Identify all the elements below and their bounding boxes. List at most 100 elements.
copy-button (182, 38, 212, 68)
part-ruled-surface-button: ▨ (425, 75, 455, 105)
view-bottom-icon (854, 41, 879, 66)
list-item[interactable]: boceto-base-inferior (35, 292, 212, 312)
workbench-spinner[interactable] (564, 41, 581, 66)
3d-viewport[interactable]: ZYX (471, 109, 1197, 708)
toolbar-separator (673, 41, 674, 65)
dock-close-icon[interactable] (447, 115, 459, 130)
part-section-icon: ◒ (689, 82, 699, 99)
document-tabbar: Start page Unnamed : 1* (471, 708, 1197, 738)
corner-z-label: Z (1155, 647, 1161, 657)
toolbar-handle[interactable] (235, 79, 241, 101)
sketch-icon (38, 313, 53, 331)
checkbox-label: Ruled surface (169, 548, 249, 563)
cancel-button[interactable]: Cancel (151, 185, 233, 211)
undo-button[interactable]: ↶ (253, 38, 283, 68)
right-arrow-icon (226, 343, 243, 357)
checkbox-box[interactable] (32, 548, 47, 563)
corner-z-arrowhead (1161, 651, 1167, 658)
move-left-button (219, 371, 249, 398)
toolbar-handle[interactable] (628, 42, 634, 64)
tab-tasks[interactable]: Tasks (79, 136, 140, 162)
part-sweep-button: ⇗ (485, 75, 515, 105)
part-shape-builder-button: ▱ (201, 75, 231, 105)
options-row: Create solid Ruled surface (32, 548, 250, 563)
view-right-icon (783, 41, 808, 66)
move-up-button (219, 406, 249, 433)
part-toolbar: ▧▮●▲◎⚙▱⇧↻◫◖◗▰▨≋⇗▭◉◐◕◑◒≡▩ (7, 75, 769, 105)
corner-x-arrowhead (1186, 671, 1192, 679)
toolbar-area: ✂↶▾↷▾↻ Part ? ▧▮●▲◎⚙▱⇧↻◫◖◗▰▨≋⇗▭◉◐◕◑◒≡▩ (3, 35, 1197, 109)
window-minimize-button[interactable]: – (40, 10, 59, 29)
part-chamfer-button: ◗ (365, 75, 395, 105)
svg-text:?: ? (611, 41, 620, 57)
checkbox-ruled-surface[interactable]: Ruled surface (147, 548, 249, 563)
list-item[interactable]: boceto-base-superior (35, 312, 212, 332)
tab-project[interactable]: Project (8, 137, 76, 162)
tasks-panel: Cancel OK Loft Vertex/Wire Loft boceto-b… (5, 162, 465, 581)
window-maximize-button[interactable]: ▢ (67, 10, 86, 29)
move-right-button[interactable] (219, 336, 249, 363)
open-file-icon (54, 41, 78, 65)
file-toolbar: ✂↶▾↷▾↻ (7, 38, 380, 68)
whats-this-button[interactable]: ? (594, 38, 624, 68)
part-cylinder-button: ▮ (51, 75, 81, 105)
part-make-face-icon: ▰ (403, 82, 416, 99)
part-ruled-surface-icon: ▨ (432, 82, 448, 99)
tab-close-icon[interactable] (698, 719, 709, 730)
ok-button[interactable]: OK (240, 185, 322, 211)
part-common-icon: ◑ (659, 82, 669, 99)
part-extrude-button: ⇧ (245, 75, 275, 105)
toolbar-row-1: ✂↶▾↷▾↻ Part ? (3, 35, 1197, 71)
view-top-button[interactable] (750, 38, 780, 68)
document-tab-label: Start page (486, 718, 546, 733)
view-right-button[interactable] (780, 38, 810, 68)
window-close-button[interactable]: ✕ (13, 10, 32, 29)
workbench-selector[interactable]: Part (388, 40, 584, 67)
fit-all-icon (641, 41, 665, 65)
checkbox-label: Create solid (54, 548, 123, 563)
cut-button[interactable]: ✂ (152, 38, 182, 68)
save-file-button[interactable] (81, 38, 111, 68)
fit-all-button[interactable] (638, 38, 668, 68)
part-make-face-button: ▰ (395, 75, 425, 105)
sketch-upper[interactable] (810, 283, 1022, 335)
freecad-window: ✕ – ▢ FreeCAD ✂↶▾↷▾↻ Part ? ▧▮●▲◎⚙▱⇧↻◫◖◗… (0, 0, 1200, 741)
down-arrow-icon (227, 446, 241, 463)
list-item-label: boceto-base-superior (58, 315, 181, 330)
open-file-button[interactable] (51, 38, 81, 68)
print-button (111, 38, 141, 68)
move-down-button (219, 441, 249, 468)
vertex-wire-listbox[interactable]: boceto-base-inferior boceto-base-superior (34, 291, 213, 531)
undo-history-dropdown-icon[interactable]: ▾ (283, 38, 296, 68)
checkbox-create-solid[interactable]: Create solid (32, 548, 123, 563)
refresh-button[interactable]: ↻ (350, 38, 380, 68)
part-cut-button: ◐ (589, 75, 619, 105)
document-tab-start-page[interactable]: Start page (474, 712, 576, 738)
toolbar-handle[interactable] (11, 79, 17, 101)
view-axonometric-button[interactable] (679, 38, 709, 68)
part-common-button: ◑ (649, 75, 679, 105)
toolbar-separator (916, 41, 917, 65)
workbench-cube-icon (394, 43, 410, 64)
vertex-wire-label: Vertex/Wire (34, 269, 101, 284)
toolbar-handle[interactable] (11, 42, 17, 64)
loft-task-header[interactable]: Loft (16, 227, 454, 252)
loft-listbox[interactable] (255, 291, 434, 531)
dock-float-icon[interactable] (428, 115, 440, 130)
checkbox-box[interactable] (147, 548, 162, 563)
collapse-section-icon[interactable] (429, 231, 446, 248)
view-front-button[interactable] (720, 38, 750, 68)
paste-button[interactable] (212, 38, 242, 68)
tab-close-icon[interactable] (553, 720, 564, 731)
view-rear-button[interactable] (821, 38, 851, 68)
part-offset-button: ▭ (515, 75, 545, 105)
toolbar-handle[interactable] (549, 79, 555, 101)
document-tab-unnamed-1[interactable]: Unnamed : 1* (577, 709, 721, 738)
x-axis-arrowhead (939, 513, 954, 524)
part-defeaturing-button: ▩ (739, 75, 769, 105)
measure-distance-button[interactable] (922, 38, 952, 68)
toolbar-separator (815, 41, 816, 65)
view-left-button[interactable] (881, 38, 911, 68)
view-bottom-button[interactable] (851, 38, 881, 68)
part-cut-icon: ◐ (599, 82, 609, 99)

------------------------------------------------

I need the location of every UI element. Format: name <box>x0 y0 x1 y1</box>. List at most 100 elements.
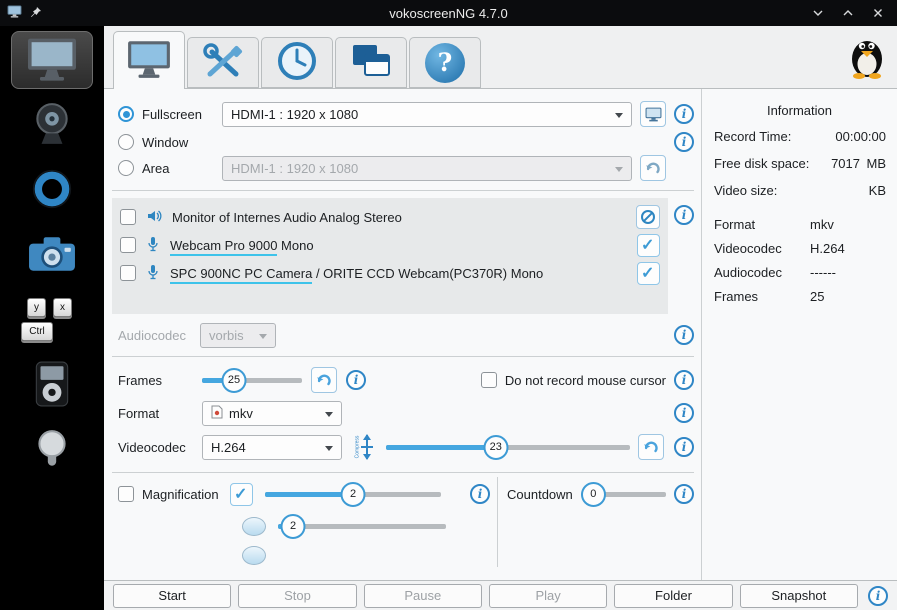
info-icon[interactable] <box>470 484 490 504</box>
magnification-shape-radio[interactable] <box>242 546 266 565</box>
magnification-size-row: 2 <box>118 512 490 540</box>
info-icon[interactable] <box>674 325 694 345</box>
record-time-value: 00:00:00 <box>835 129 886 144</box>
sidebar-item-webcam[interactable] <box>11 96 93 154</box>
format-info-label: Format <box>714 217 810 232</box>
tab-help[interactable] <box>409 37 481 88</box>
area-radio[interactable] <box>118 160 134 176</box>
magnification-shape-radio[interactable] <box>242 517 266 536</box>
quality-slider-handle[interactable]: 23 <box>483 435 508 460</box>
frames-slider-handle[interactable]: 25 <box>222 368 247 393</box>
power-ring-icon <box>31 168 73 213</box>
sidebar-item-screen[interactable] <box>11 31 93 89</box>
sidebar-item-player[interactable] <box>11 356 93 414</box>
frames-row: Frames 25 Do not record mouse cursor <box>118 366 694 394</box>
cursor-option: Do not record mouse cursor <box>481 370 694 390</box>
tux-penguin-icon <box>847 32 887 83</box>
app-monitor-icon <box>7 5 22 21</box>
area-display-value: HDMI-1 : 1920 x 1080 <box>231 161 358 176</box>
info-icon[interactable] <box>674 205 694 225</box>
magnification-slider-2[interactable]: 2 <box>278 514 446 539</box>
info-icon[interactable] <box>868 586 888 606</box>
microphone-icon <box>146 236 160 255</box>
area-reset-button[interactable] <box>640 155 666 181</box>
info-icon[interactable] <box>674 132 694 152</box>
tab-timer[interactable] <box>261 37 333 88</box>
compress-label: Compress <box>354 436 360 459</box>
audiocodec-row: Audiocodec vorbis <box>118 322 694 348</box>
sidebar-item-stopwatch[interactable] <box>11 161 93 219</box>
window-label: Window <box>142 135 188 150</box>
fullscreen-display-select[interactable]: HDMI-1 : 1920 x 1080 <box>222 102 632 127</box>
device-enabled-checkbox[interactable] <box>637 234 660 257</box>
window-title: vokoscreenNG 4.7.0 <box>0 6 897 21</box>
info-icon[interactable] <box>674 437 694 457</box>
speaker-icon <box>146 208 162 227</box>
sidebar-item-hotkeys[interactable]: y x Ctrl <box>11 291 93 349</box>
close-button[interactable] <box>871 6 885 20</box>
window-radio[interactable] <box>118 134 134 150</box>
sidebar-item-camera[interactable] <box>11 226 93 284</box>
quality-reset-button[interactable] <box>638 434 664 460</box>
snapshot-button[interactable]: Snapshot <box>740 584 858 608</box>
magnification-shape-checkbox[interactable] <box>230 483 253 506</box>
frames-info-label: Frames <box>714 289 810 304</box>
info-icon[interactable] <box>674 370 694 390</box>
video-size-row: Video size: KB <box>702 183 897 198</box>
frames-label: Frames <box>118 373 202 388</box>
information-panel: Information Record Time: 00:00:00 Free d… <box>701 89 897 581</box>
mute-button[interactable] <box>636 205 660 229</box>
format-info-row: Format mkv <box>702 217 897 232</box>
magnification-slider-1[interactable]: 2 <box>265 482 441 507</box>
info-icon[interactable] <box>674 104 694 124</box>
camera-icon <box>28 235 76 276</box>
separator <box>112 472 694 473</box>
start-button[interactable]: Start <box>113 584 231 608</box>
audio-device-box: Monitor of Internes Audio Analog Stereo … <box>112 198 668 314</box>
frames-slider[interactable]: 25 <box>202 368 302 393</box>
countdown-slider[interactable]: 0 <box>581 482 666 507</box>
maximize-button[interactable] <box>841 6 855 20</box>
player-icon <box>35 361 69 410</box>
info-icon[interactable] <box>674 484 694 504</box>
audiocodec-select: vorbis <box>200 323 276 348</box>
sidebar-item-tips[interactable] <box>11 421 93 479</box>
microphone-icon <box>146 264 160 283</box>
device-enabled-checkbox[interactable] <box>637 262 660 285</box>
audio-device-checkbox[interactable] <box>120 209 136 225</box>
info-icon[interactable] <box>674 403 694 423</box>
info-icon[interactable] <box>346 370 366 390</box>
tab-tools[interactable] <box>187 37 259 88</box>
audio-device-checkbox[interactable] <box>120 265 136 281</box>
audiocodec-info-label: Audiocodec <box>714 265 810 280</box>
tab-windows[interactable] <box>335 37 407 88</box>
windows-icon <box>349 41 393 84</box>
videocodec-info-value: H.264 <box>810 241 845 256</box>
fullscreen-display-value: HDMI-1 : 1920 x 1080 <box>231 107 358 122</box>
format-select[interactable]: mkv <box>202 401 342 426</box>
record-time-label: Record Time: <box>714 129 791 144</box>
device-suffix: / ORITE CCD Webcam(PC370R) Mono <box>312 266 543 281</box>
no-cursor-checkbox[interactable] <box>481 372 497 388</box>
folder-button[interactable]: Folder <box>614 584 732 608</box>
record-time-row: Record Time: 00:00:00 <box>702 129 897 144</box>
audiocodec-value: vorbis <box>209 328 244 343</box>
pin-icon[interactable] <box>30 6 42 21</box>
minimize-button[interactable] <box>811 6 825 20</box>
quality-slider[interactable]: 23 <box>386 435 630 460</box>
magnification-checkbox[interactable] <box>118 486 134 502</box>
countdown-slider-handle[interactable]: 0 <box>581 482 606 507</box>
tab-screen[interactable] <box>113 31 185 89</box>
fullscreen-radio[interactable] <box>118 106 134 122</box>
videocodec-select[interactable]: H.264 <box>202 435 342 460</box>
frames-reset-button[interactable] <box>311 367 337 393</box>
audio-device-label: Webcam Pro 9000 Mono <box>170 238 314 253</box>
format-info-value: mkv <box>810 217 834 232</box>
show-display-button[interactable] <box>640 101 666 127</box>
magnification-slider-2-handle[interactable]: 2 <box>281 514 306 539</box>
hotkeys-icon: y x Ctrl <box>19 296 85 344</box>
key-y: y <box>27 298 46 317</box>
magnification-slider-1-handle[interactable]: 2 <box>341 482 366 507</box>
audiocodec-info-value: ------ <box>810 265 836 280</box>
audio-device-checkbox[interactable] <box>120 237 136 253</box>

------------------------------------------------

Task requirements | Rewrite the part of the records that opens with the line containing "info-icon[interactable] <box>470 484" and closes with the line containing "sidebar-item-screen[interactable] <box>11 31", replacing "magnification-shape-radio" with "magnification-form-radio" and leaving everything else unchanged.

Result of this exercise |
info-icon[interactable] <box>470 484 490 504</box>
magnification-form-radio[interactable] <box>242 546 266 565</box>
magnification-size-row: 2 <box>118 512 490 540</box>
info-icon[interactable] <box>674 325 694 345</box>
record-time-value: 00:00:00 <box>835 129 886 144</box>
sidebar-item-webcam[interactable] <box>11 96 93 154</box>
format-info-label: Format <box>714 217 810 232</box>
tab-help[interactable] <box>409 37 481 88</box>
area-radio[interactable] <box>118 160 134 176</box>
magnification-form-radio[interactable] <box>242 517 266 536</box>
quality-slider-handle[interactable]: 23 <box>483 435 508 460</box>
frames-slider-handle[interactable]: 25 <box>222 368 247 393</box>
power-ring-icon <box>31 168 73 213</box>
sidebar-item-screen[interactable] <box>11 31 93 89</box>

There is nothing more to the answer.